## Start SOURCE RECORDS

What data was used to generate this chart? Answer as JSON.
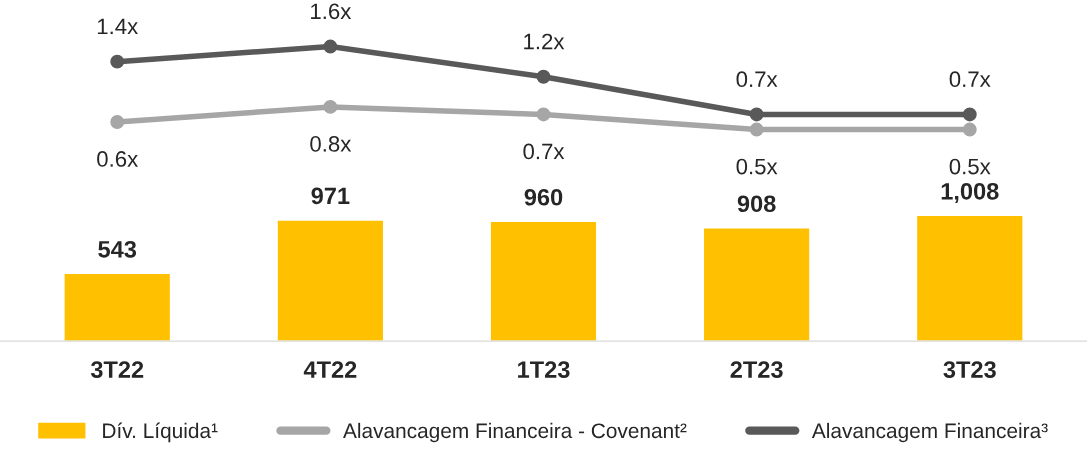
{
  "chart_data": [
    {
      "type": "line",
      "categories": [
        null,
        null,
        null,
        null,
        null
      ],
      "series": [
        {
          "name": "Alavancagem Financeira - Covenant²",
          "color": "#a6a6a6",
          "values": [
            0.6,
            0.8,
            0.7,
            0.5,
            0.5
          ],
          "value_labels": [
            "0.6x",
            "0.8x",
            "0.7x",
            "0.5x",
            "0.5x"
          ]
        },
        {
          "name": "Alavancagem Financeira³",
          "color": "#595959",
          "values": [
            1.4,
            1.6,
            1.2,
            0.7,
            0.7
          ],
          "value_labels": [
            "1.4x",
            "1.6x",
            "1.2x",
            "0.7x",
            "0.7x"
          ]
        }
      ],
      "tick_labels": false,
      "legend": "bottom",
      "marker": "circle",
      "line_style": "solid"
    },
    {
      "type": "bar",
      "categories": [
        "3T22",
        "4T22",
        "1T23",
        "2T23",
        "3T23"
      ],
      "series": [
        {
          "name": "Dív. Líquida¹",
          "color": "#ffc000",
          "values": [
            543,
            971,
            960,
            908,
            1008
          ],
          "value_labels": [
            "543",
            "971",
            "960",
            "908",
            "1,008"
          ]
        }
      ],
      "tick_labels": "x",
      "legend": "bottom"
    }
  ]
}
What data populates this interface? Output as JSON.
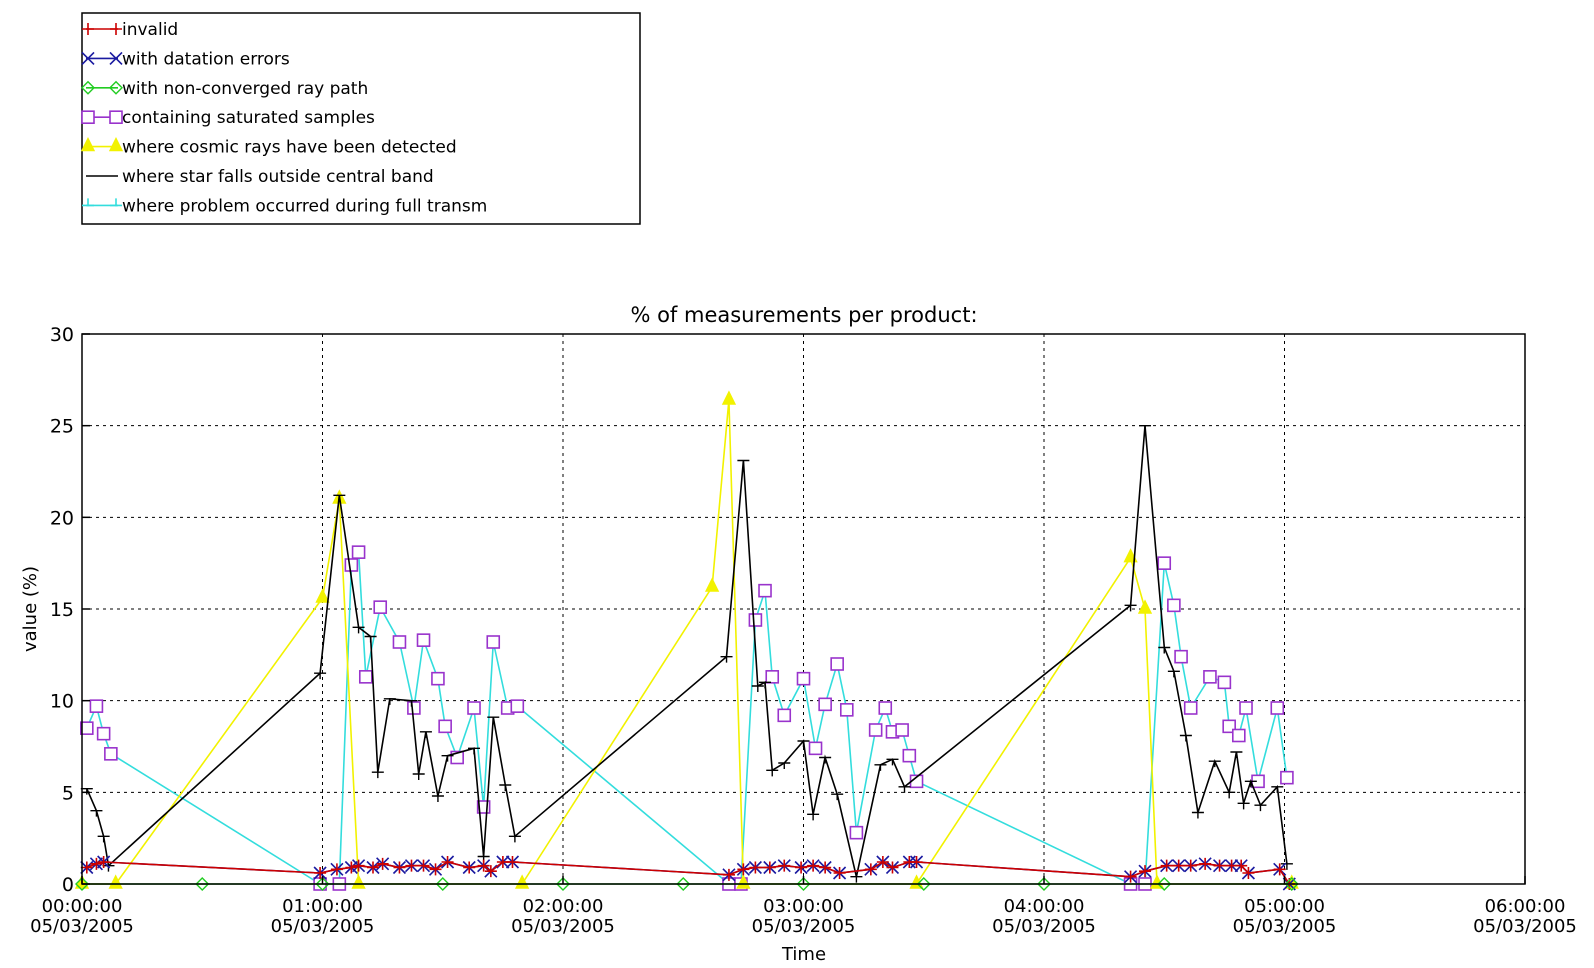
{
  "legend": [
    {
      "label": "invalid",
      "color": "#cc0000",
      "marker": "plus"
    },
    {
      "label": "with datation errors",
      "color": "#1a1aa0",
      "marker": "x"
    },
    {
      "label": "with non-converged ray path",
      "color": "#22cc22",
      "marker": "diamond"
    },
    {
      "label": "containing saturated samples",
      "color": "#9933cc",
      "marker": "square"
    },
    {
      "label": "where cosmic rays have been detected",
      "color": "#f2f200",
      "marker": "triangle"
    },
    {
      "label": "where star falls outside central band",
      "color": "#000000",
      "marker": "none"
    },
    {
      "label": "where problem occurred during full transm",
      "color": "#33dddd",
      "marker": "tick"
    }
  ],
  "chart_data": {
    "type": "line",
    "title": "% of measurements per product:",
    "xlabel": "Time",
    "ylabel": "value (%)",
    "x_unit": "hours since 00:00:00 05/03/2005",
    "xlim": [
      0,
      6
    ],
    "ylim": [
      0,
      30
    ],
    "grid": true,
    "legend_position": "top-left, above plot",
    "xticks": [
      {
        "value": 0,
        "line1": "00:00:00",
        "line2": "05/03/2005"
      },
      {
        "value": 1,
        "line1": "01:00:00",
        "line2": "05/03/2005"
      },
      {
        "value": 2,
        "line1": "02:00:00",
        "line2": "05/03/2005"
      },
      {
        "value": 3,
        "line1": "03:00:00",
        "line2": "05/03/2005"
      },
      {
        "value": 4,
        "line1": "04:00:00",
        "line2": "05/03/2005"
      },
      {
        "value": 5,
        "line1": "05:00:00",
        "line2": "05/03/2005"
      },
      {
        "value": 6,
        "line1": "06:00:00",
        "line2": "05/03/2005"
      }
    ],
    "yticks": [
      0,
      5,
      10,
      15,
      20,
      25,
      30
    ],
    "series": [
      {
        "name": "where problem occurred during full transm",
        "color": "#33dddd",
        "points": [
          [
            0.02,
            8.5
          ],
          [
            0.06,
            9.7
          ],
          [
            0.09,
            8.2
          ],
          [
            0.12,
            7.1
          ],
          [
            0.99,
            0
          ],
          [
            1.07,
            0
          ],
          [
            1.12,
            17.4
          ],
          [
            1.15,
            18.1
          ],
          [
            1.18,
            11.3
          ],
          [
            1.24,
            15.1
          ],
          [
            1.32,
            13.2
          ],
          [
            1.38,
            9.6
          ],
          [
            1.42,
            13.3
          ],
          [
            1.48,
            11.2
          ],
          [
            1.51,
            8.6
          ],
          [
            1.56,
            6.9
          ],
          [
            1.63,
            9.6
          ],
          [
            1.67,
            4.2
          ],
          [
            1.71,
            13.2
          ],
          [
            1.77,
            9.6
          ],
          [
            1.81,
            9.7
          ],
          [
            2.69,
            0
          ],
          [
            2.74,
            0
          ],
          [
            2.8,
            14.4
          ],
          [
            2.84,
            16.0
          ],
          [
            2.87,
            11.3
          ],
          [
            2.92,
            9.2
          ],
          [
            3.0,
            11.2
          ],
          [
            3.05,
            7.4
          ],
          [
            3.09,
            9.8
          ],
          [
            3.14,
            12.0
          ],
          [
            3.18,
            9.5
          ],
          [
            3.22,
            2.8
          ],
          [
            3.3,
            8.4
          ],
          [
            3.34,
            9.6
          ],
          [
            3.37,
            8.3
          ],
          [
            3.41,
            8.4
          ],
          [
            3.44,
            7.0
          ],
          [
            3.47,
            5.6
          ],
          [
            4.36,
            0
          ],
          [
            4.42,
            0
          ],
          [
            4.5,
            17.5
          ],
          [
            4.54,
            15.2
          ],
          [
            4.57,
            12.4
          ],
          [
            4.61,
            9.6
          ],
          [
            4.69,
            11.3
          ],
          [
            4.75,
            11.0
          ],
          [
            4.77,
            8.6
          ],
          [
            4.81,
            8.1
          ],
          [
            4.84,
            9.6
          ],
          [
            4.89,
            5.6
          ],
          [
            4.97,
            9.6
          ],
          [
            5.01,
            5.8
          ]
        ]
      },
      {
        "name": "containing saturated samples",
        "color": "#9933cc",
        "points": [
          [
            0.02,
            8.5
          ],
          [
            0.06,
            9.7
          ],
          [
            0.09,
            8.2
          ],
          [
            0.12,
            7.1
          ],
          [
            0.99,
            0
          ],
          [
            1.07,
            0
          ],
          [
            1.12,
            17.4
          ],
          [
            1.15,
            18.1
          ],
          [
            1.18,
            11.3
          ],
          [
            1.24,
            15.1
          ],
          [
            1.32,
            13.2
          ],
          [
            1.38,
            9.6
          ],
          [
            1.42,
            13.3
          ],
          [
            1.48,
            11.2
          ],
          [
            1.51,
            8.6
          ],
          [
            1.56,
            6.9
          ],
          [
            1.63,
            9.6
          ],
          [
            1.67,
            4.2
          ],
          [
            1.71,
            13.2
          ],
          [
            1.77,
            9.6
          ],
          [
            1.81,
            9.7
          ],
          [
            2.69,
            0
          ],
          [
            2.74,
            0
          ],
          [
            2.8,
            14.4
          ],
          [
            2.84,
            16.0
          ],
          [
            2.87,
            11.3
          ],
          [
            2.92,
            9.2
          ],
          [
            3.0,
            11.2
          ],
          [
            3.05,
            7.4
          ],
          [
            3.09,
            9.8
          ],
          [
            3.14,
            12.0
          ],
          [
            3.18,
            9.5
          ],
          [
            3.22,
            2.8
          ],
          [
            3.3,
            8.4
          ],
          [
            3.34,
            9.6
          ],
          [
            3.37,
            8.3
          ],
          [
            3.41,
            8.4
          ],
          [
            3.44,
            7.0
          ],
          [
            3.47,
            5.6
          ],
          [
            4.36,
            0
          ],
          [
            4.42,
            0
          ],
          [
            4.5,
            17.5
          ],
          [
            4.54,
            15.2
          ],
          [
            4.57,
            12.4
          ],
          [
            4.61,
            9.6
          ],
          [
            4.69,
            11.3
          ],
          [
            4.75,
            11.0
          ],
          [
            4.77,
            8.6
          ],
          [
            4.81,
            8.1
          ],
          [
            4.84,
            9.6
          ],
          [
            4.89,
            5.6
          ],
          [
            4.97,
            9.6
          ],
          [
            5.01,
            5.8
          ]
        ]
      },
      {
        "name": "where cosmic rays have been detected",
        "color": "#f2f200",
        "points": [
          [
            0.0,
            0
          ],
          [
            0.14,
            0
          ],
          [
            1.0,
            15.6
          ],
          [
            1.07,
            21.0
          ],
          [
            1.15,
            0
          ],
          [
            1.83,
            0
          ],
          [
            2.62,
            16.2
          ],
          [
            2.69,
            26.4
          ],
          [
            2.75,
            0
          ],
          [
            3.47,
            0
          ],
          [
            4.36,
            17.8
          ],
          [
            4.42,
            15.0
          ],
          [
            4.47,
            0
          ],
          [
            5.03,
            0
          ]
        ]
      },
      {
        "name": "where star falls outside central band",
        "color": "#000000",
        "points": [
          [
            0.02,
            5.2
          ],
          [
            0.06,
            4.0
          ],
          [
            0.09,
            2.6
          ],
          [
            0.11,
            1.0
          ],
          [
            0.99,
            11.5
          ],
          [
            1.07,
            21.2
          ],
          [
            1.15,
            14.0
          ],
          [
            1.2,
            13.5
          ],
          [
            1.23,
            6.1
          ],
          [
            1.28,
            10.1
          ],
          [
            1.37,
            10.0
          ],
          [
            1.4,
            6.0
          ],
          [
            1.43,
            8.3
          ],
          [
            1.48,
            4.8
          ],
          [
            1.52,
            7.0
          ],
          [
            1.63,
            7.4
          ],
          [
            1.67,
            1.5
          ],
          [
            1.71,
            9.1
          ],
          [
            1.76,
            5.4
          ],
          [
            1.8,
            2.6
          ],
          [
            2.68,
            12.4
          ],
          [
            2.75,
            23.1
          ],
          [
            2.81,
            10.8
          ],
          [
            2.84,
            11.0
          ],
          [
            2.87,
            6.2
          ],
          [
            2.92,
            6.6
          ],
          [
            3.0,
            7.8
          ],
          [
            3.04,
            3.8
          ],
          [
            3.09,
            6.9
          ],
          [
            3.14,
            4.9
          ],
          [
            3.22,
            0.4
          ],
          [
            3.32,
            6.5
          ],
          [
            3.37,
            6.8
          ],
          [
            3.42,
            5.3
          ],
          [
            4.36,
            15.2
          ],
          [
            4.42,
            25.0
          ],
          [
            4.5,
            12.9
          ],
          [
            4.54,
            11.6
          ],
          [
            4.59,
            8.1
          ],
          [
            4.64,
            3.9
          ],
          [
            4.71,
            6.7
          ],
          [
            4.77,
            5.0
          ],
          [
            4.8,
            7.2
          ],
          [
            4.83,
            4.4
          ],
          [
            4.86,
            5.6
          ],
          [
            4.9,
            4.3
          ],
          [
            4.97,
            5.3
          ],
          [
            5.01,
            1.1
          ]
        ]
      },
      {
        "name": "with datation errors",
        "color": "#1a1aa0",
        "points": [
          [
            0.02,
            0.9
          ],
          [
            0.06,
            1.1
          ],
          [
            0.09,
            1.2
          ],
          [
            0.99,
            0.6
          ],
          [
            1.06,
            0.8
          ],
          [
            1.12,
            0.9
          ],
          [
            1.15,
            1.0
          ],
          [
            1.21,
            0.9
          ],
          [
            1.25,
            1.1
          ],
          [
            1.32,
            0.9
          ],
          [
            1.37,
            1.0
          ],
          [
            1.42,
            1.0
          ],
          [
            1.47,
            0.8
          ],
          [
            1.52,
            1.2
          ],
          [
            1.61,
            0.9
          ],
          [
            1.67,
            1.0
          ],
          [
            1.7,
            0.7
          ],
          [
            1.75,
            1.2
          ],
          [
            1.79,
            1.2
          ],
          [
            2.69,
            0.5
          ],
          [
            2.75,
            0.8
          ],
          [
            2.8,
            0.9
          ],
          [
            2.86,
            0.9
          ],
          [
            2.92,
            1.0
          ],
          [
            2.99,
            0.9
          ],
          [
            3.04,
            1.0
          ],
          [
            3.09,
            0.9
          ],
          [
            3.15,
            0.6
          ],
          [
            3.28,
            0.8
          ],
          [
            3.33,
            1.2
          ],
          [
            3.37,
            0.9
          ],
          [
            3.44,
            1.2
          ],
          [
            3.47,
            1.2
          ],
          [
            4.36,
            0.4
          ],
          [
            4.42,
            0.7
          ],
          [
            4.51,
            1.0
          ],
          [
            4.56,
            1.0
          ],
          [
            4.61,
            1.0
          ],
          [
            4.67,
            1.1
          ],
          [
            4.73,
            1.0
          ],
          [
            4.78,
            1.0
          ],
          [
            4.82,
            1.0
          ],
          [
            4.85,
            0.6
          ],
          [
            4.98,
            0.8
          ],
          [
            5.02,
            0.0
          ]
        ]
      },
      {
        "name": "invalid",
        "color": "#cc0000",
        "points": [
          [
            0.02,
            0.9
          ],
          [
            0.06,
            1.1
          ],
          [
            0.09,
            1.2
          ],
          [
            0.99,
            0.6
          ],
          [
            1.06,
            0.8
          ],
          [
            1.12,
            0.9
          ],
          [
            1.15,
            1.0
          ],
          [
            1.21,
            0.9
          ],
          [
            1.25,
            1.1
          ],
          [
            1.32,
            0.9
          ],
          [
            1.37,
            1.0
          ],
          [
            1.42,
            1.0
          ],
          [
            1.47,
            0.8
          ],
          [
            1.52,
            1.2
          ],
          [
            1.61,
            0.9
          ],
          [
            1.67,
            1.0
          ],
          [
            1.7,
            0.7
          ],
          [
            1.75,
            1.2
          ],
          [
            1.79,
            1.2
          ],
          [
            2.69,
            0.5
          ],
          [
            2.75,
            0.8
          ],
          [
            2.8,
            0.9
          ],
          [
            2.86,
            0.9
          ],
          [
            2.92,
            1.0
          ],
          [
            2.99,
            0.9
          ],
          [
            3.04,
            1.0
          ],
          [
            3.09,
            0.9
          ],
          [
            3.15,
            0.6
          ],
          [
            3.28,
            0.8
          ],
          [
            3.33,
            1.2
          ],
          [
            3.37,
            0.9
          ],
          [
            3.44,
            1.2
          ],
          [
            3.47,
            1.2
          ],
          [
            4.36,
            0.4
          ],
          [
            4.42,
            0.7
          ],
          [
            4.51,
            1.0
          ],
          [
            4.56,
            1.0
          ],
          [
            4.61,
            1.0
          ],
          [
            4.67,
            1.1
          ],
          [
            4.73,
            1.0
          ],
          [
            4.78,
            1.0
          ],
          [
            4.82,
            1.0
          ],
          [
            4.85,
            0.6
          ],
          [
            4.98,
            0.8
          ],
          [
            5.02,
            0.0
          ]
        ]
      },
      {
        "name": "with non-converged ray path",
        "color": "#22cc22",
        "points": [
          [
            0.0,
            0
          ],
          [
            0.5,
            0
          ],
          [
            1.0,
            0
          ],
          [
            1.5,
            0
          ],
          [
            2.0,
            0
          ],
          [
            2.5,
            0
          ],
          [
            3.0,
            0
          ],
          [
            3.5,
            0
          ],
          [
            4.0,
            0
          ],
          [
            4.5,
            0
          ],
          [
            5.03,
            0
          ]
        ]
      }
    ]
  }
}
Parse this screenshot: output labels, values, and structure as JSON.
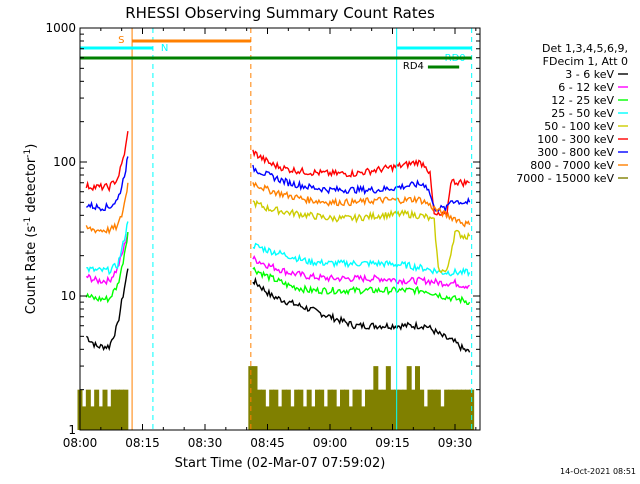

## End SOURCE RECORDS

**PROBLEM:** Reproduce every line from the entries that holds the word "saturated".

**SOLUTION FOR THIS TASK:**
      "label": "containing saturated samples",
        "name": "containing saturated samples",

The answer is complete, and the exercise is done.